● THE REQUEST
Copy each line exactly.

● MATERIAL TO PROCESS
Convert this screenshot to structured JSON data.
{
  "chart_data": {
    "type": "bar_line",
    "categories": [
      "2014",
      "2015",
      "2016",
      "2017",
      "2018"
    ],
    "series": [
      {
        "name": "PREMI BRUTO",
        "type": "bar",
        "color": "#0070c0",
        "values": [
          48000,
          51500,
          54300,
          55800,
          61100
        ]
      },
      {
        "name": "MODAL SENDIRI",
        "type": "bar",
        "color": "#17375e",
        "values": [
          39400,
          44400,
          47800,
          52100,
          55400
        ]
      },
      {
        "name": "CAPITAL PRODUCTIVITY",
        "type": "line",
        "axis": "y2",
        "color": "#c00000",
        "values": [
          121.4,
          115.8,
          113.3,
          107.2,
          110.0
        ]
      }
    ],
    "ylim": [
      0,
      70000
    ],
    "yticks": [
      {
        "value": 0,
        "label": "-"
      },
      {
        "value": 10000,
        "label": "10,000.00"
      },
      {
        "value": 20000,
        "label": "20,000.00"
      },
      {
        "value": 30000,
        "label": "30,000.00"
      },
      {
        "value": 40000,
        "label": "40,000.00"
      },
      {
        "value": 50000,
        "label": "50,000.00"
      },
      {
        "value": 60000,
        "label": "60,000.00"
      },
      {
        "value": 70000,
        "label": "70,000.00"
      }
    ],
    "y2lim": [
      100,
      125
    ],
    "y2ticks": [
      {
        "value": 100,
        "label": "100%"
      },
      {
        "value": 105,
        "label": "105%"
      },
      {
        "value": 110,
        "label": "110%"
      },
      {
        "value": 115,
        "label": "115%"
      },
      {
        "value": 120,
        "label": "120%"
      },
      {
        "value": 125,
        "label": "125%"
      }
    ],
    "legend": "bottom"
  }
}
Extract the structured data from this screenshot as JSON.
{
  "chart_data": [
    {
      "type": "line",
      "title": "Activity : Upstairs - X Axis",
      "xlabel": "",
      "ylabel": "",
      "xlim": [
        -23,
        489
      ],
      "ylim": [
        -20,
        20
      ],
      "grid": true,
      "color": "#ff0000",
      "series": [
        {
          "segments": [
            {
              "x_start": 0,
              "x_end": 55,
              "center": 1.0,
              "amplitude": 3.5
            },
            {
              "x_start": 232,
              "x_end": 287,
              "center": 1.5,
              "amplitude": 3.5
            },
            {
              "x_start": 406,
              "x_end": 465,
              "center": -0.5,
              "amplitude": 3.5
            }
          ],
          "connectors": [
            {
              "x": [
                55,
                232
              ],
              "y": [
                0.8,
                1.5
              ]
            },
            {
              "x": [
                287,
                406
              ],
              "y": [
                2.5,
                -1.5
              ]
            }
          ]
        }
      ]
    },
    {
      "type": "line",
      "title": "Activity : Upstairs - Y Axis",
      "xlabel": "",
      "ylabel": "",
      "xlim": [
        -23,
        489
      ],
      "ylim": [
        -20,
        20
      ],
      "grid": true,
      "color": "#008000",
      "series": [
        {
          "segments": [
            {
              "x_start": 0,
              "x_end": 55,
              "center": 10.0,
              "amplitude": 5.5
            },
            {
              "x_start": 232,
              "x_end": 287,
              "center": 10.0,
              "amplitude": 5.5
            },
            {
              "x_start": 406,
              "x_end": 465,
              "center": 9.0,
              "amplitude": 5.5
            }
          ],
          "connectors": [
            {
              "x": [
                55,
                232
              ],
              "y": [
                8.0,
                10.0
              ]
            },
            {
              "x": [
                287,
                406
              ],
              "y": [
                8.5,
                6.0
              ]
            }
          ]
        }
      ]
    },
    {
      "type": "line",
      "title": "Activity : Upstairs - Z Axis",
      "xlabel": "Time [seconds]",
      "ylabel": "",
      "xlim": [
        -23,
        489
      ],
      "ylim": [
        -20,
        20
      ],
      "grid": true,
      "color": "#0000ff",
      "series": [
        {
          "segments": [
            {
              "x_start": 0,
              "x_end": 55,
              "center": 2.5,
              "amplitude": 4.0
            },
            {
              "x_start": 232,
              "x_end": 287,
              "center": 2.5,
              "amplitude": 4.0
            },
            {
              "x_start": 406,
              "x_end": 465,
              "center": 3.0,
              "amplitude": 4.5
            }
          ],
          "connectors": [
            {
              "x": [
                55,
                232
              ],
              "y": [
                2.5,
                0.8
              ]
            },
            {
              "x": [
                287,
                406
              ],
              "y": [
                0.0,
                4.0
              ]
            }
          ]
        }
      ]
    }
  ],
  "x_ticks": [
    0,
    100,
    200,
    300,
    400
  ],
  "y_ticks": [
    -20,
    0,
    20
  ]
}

● FULL SOLUTION
Convert this screenshot to structured JSON data.
{
  "chart_data": {
    "type": "bar_line",
    "categories": [
      "2014",
      "2015",
      "2016",
      "2017",
      "2018"
    ],
    "series": [
      {
        "name": "PREMI BRUTO",
        "type": "bar",
        "color": "#0070c0",
        "values": [
          48000,
          51500,
          54300,
          55800,
          61100
        ]
      },
      {
        "name": "MODAL SENDIRI",
        "type": "bar",
        "color": "#17375e",
        "values": [
          39400,
          44400,
          47800,
          52100,
          55400
        ]
      },
      {
        "name": "CAPITAL PRODUCTIVITY",
        "type": "line",
        "axis": "y2",
        "color": "#c00000",
        "values": [
          121.4,
          115.8,
          113.3,
          107.2,
          110.0
        ]
      }
    ],
    "ylim": [
      0,
      70000
    ],
    "yticks": [
      {
        "value": 0,
        "label": "-"
      },
      {
        "value": 10000,
        "label": "10,000.00"
      },
      {
        "value": 20000,
        "label": "20,000.00"
      },
      {
        "value": 30000,
        "label": "30,000.00"
      },
      {
        "value": 40000,
        "label": "40,000.00"
      },
      {
        "value": 50000,
        "label": "50,000.00"
      },
      {
        "value": 60000,
        "label": "60,000.00"
      },
      {
        "value": 70000,
        "label": "70,000.00"
      }
    ],
    "y2lim": [
      100,
      125
    ],
    "y2ticks": [
      {
        "value": 100,
        "label": "100%"
      },
      {
        "value": 105,
        "label": "105%"
      },
      {
        "value": 110,
        "label": "110%"
      },
      {
        "value": 115,
        "label": "115%"
      },
      {
        "value": 120,
        "label": "120%"
      },
      {
        "value": 125,
        "label": "125%"
      }
    ],
    "legend": "bottom"
  }
}
Extract the structured data from this screenshot as JSON.
{
  "chart_data": [
    {
      "type": "line",
      "title": "Activity : Upstairs - X Axis",
      "xlabel": "",
      "ylabel": "",
      "xlim": [
        -23,
        489
      ],
      "ylim": [
        -20,
        20
      ],
      "grid": true,
      "color": "#ff0000",
      "series": [
        {
          "segments": [
            {
              "x_start": 0,
              "x_end": 55,
              "center": 1.0,
              "amplitude": 3.5
            },
            {
              "x_start": 232,
              "x_end": 287,
              "center": 1.5,
              "amplitude": 3.5
            },
            {
              "x_start": 406,
              "x_end": 465,
              "center": -0.5,
              "amplitude": 3.5
            }
          ],
          "connectors": [
            {
              "x": [
                55,
                232
              ],
              "y": [
                0.8,
                1.5
              ]
            },
            {
              "x": [
                287,
                406
              ],
              "y": [
                2.5,
                -1.5
              ]
            }
          ]
        }
      ]
    },
    {
      "type": "line",
      "title": "Activity : Upstairs - Y Axis",
      "xlabel": "",
      "ylabel": "",
      "xlim": [
        -23,
        489
      ],
      "ylim": [
        -20,
        20
      ],
      "grid": true,
      "color": "#008000",
      "series": [
        {
          "segments": [
            {
              "x_start": 0,
              "x_end": 55,
              "center": 10.0,
              "amplitude": 5.5
            },
            {
              "x_start": 232,
              "x_end": 287,
              "center": 10.0,
              "amplitude": 5.5
            },
            {
              "x_start": 406,
              "x_end": 465,
              "center": 9.0,
              "amplitude": 5.5
            }
          ],
          "connectors": [
            {
              "x": [
                55,
                232
              ],
              "y": [
                8.0,
                10.0
              ]
            },
            {
              "x": [
                287,
                406
              ],
              "y": [
                8.5,
                6.0
              ]
            }
          ]
        }
      ]
    },
    {
      "type": "line",
      "title": "Activity : Upstairs - Z Axis",
      "xlabel": "Time [seconds]",
      "ylabel": "",
      "xlim": [
        -23,
        489
      ],
      "ylim": [
        -20,
        20
      ],
      "grid": true,
      "color": "#0000ff",
      "series": [
        {
          "segments": [
            {
              "x_start": 0,
              "x_end": 55,
              "center": 2.5,
              "amplitude": 4.0
            },
            {
              "x_start": 232,
              "x_end": 287,
              "center": 2.5,
              "amplitude": 4.0
            },
            {
              "x_start": 406,
              "x_end": 465,
              "center": 3.0,
              "amplitude": 4.5
            }
          ],
          "connectors": [
            {
              "x": [
                55,
                232
              ],
              "y": [
                2.5,
                0.8
              ]
            },
            {
              "x": [
                287,
                406
              ],
              "y": [
                0.0,
                4.0
              ]
            }
          ]
        }
      ]
    }
  ],
  "x_ticks": [
    0,
    100,
    200,
    300,
    400
  ],
  "y_ticks": [
    -20,
    0,
    20
  ]
}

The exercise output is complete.